__WHAT TO DO__. Nothing but the lines from the one containing "Give me a plain-text" through the last line of the records below should be copied, exactly and without pictures.

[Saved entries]
----------------

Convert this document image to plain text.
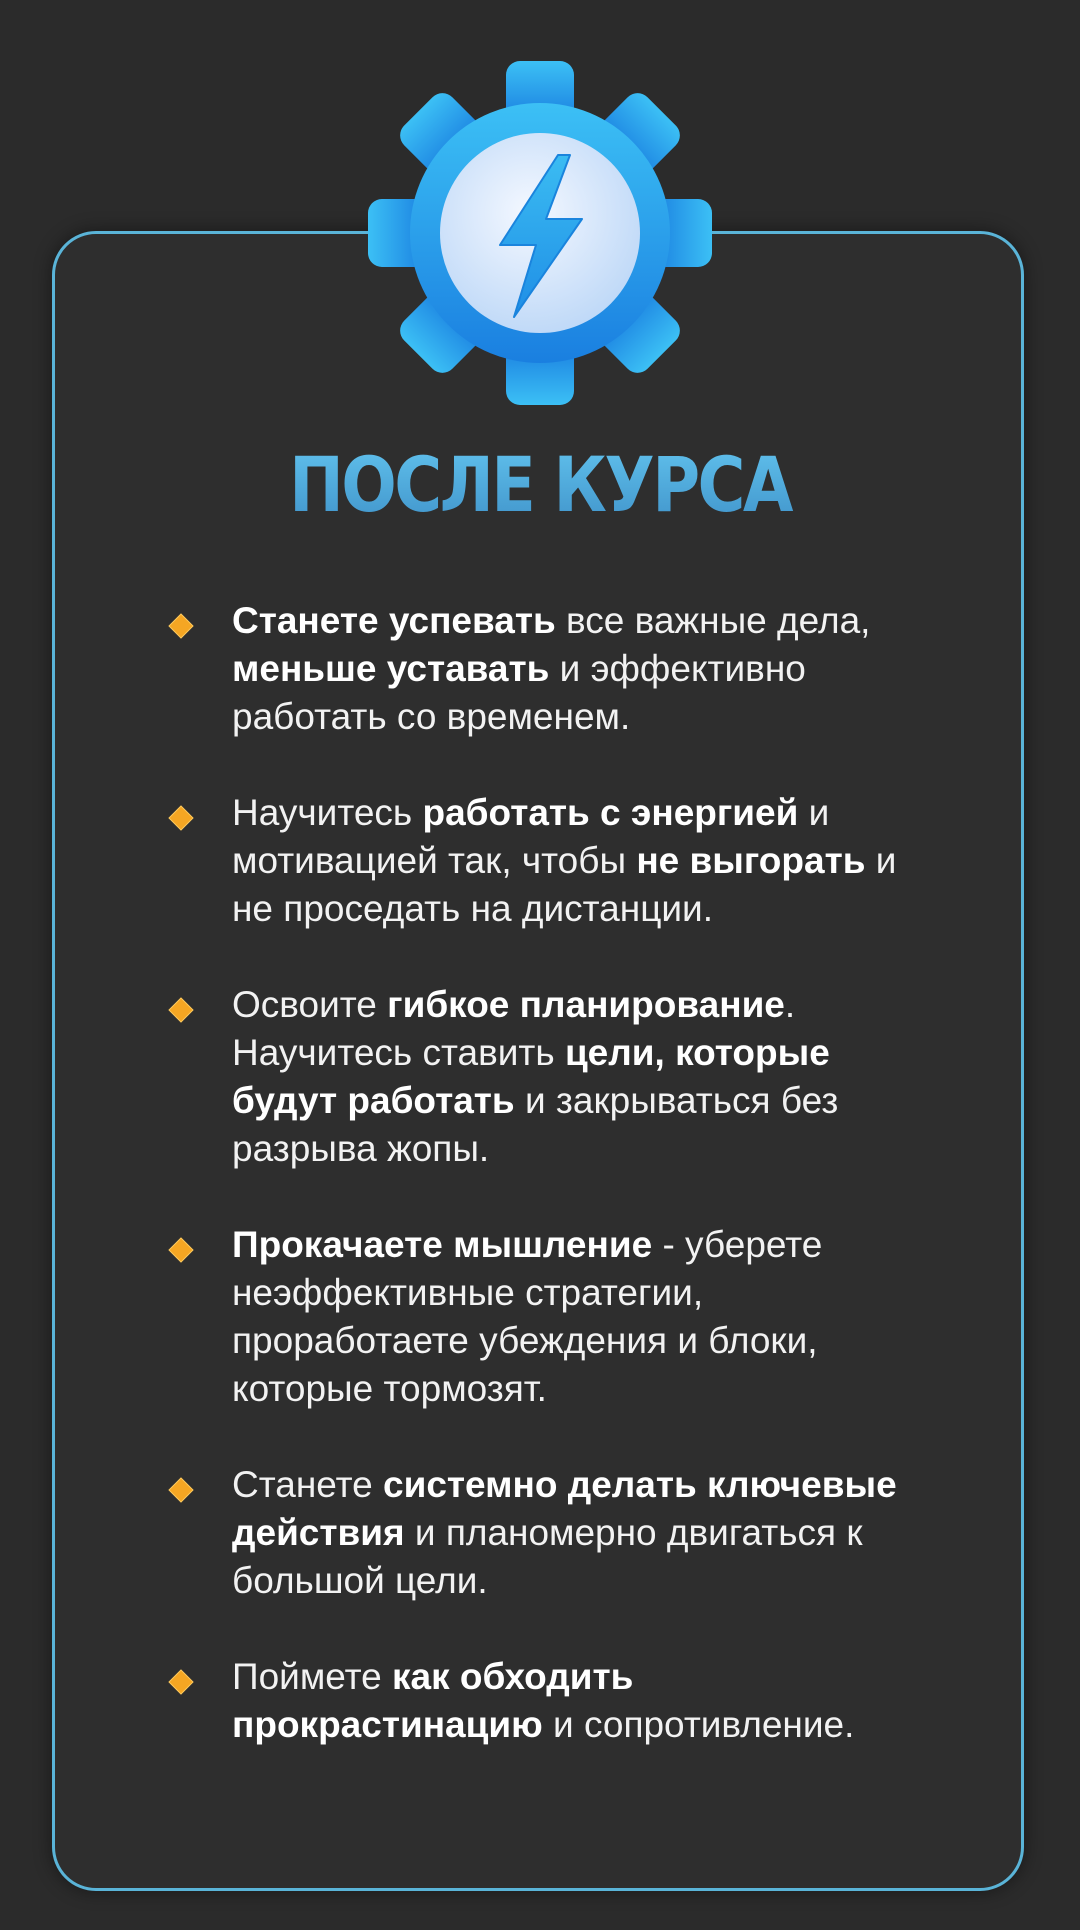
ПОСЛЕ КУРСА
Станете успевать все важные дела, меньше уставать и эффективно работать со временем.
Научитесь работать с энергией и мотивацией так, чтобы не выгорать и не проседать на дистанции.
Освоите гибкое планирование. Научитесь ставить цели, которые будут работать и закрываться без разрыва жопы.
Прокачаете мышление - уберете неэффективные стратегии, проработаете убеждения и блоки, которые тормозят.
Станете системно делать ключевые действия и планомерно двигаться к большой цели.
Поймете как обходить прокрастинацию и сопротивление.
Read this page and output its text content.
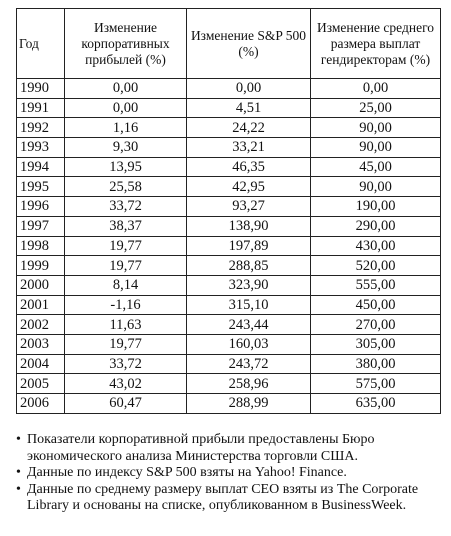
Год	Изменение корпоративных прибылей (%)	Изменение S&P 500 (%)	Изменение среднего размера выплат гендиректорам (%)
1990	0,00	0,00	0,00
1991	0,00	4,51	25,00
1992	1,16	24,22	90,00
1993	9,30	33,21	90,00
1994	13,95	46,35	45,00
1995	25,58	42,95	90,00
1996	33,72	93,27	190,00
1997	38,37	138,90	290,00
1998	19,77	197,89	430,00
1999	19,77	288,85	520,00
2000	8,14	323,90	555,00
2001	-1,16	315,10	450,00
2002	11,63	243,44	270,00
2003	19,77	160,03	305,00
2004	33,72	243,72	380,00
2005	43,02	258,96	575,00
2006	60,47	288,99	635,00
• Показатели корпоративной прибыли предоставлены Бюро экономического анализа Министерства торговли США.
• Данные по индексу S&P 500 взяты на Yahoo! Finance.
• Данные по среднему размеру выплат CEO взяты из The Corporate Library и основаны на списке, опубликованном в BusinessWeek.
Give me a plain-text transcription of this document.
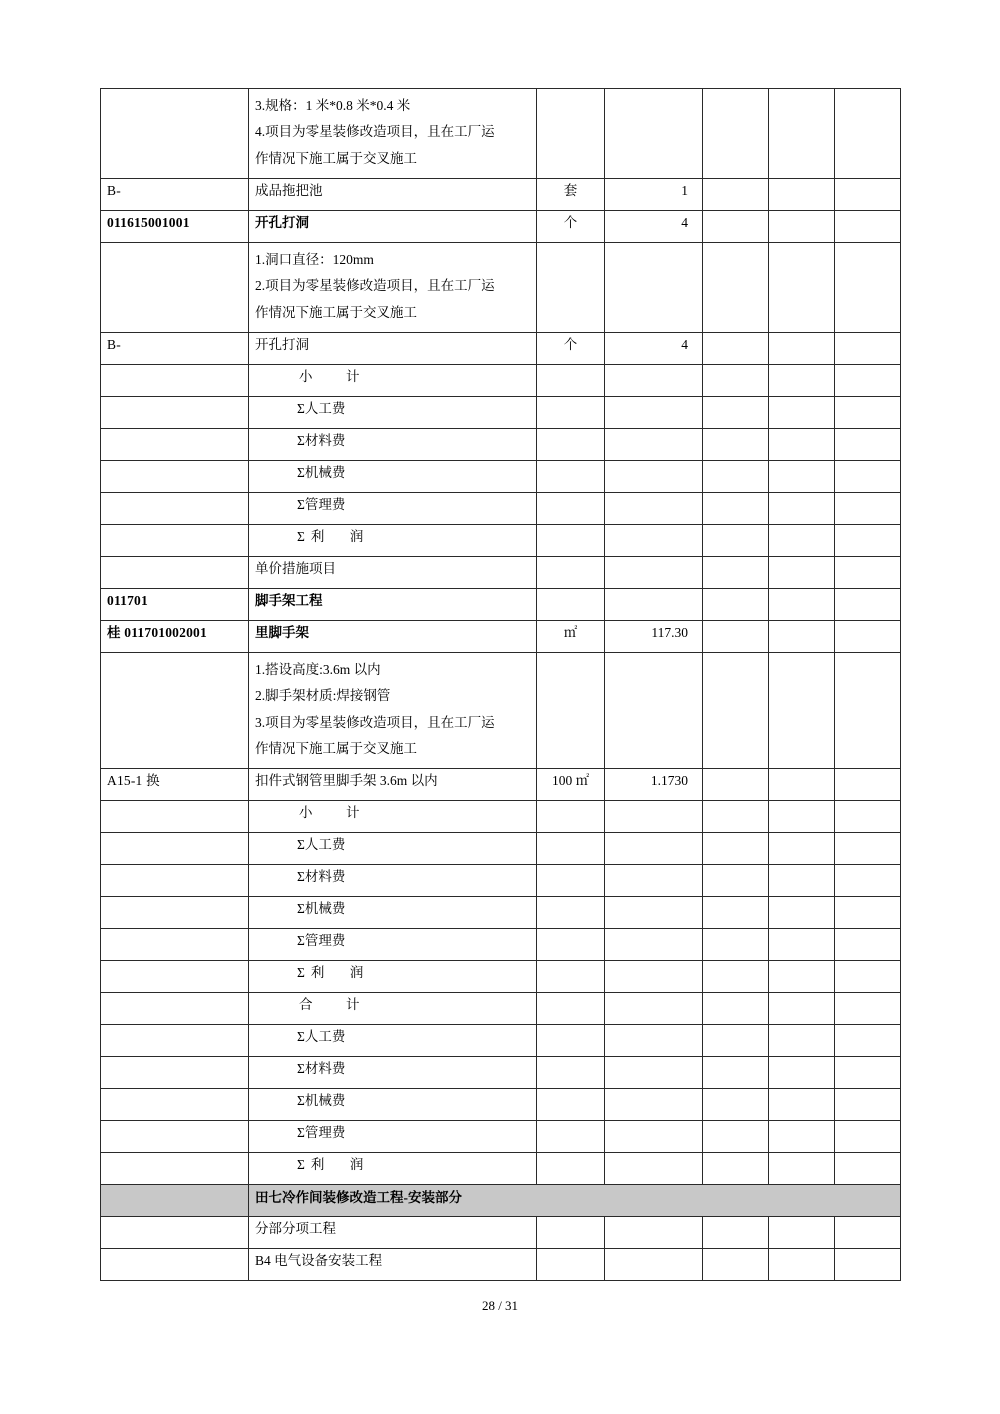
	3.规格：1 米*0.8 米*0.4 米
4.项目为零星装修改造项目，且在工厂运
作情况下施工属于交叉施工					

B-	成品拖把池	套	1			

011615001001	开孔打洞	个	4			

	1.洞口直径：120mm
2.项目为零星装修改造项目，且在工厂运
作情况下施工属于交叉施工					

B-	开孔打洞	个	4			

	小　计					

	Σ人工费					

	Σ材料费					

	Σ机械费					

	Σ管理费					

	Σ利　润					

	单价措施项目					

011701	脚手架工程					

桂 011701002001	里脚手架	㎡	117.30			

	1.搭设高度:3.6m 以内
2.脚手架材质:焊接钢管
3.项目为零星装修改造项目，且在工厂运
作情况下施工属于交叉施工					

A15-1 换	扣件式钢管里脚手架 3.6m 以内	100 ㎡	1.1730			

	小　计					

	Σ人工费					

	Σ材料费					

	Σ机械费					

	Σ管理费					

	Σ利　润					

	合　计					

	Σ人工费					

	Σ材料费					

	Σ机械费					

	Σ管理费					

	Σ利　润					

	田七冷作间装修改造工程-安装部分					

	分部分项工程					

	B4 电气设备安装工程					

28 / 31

----------------

__THE REPLY__.
Give me a plain-text transcription of this document.
	3.规格：1 米*0.8 米*0.4 米
4.项目为零星装修改造项目，且在工厂运
作情况下施工属于交叉施工					

B-	成品拖把池	套	1			

011615001001	开孔打洞	个	4			

	1.洞口直径：120mm
2.项目为零星装修改造项目，且在工厂运
作情况下施工属于交叉施工					

B-	开孔打洞	个	4			

	小　计					

	Σ人工费					

	Σ材料费					

	Σ机械费					

	Σ管理费					

	Σ利　润					

	单价措施项目					

011701	脚手架工程					

桂 011701002001	里脚手架	㎡	117.30			

	1.搭设高度:3.6m 以内
2.脚手架材质:焊接钢管
3.项目为零星装修改造项目，且在工厂运
作情况下施工属于交叉施工					

A15-1 换	扣件式钢管里脚手架 3.6m 以内	100 ㎡	1.1730			

	小　计					

	Σ人工费					

	Σ材料费					

	Σ机械费					

	Σ管理费					

	Σ利　润					

	合　计					

	Σ人工费					

	Σ材料费					

	Σ机械费					

	Σ管理费					

	Σ利　润					

	田七冷作间装修改造工程-安装部分					

	分部分项工程					

	B4 电气设备安装工程					

28 / 31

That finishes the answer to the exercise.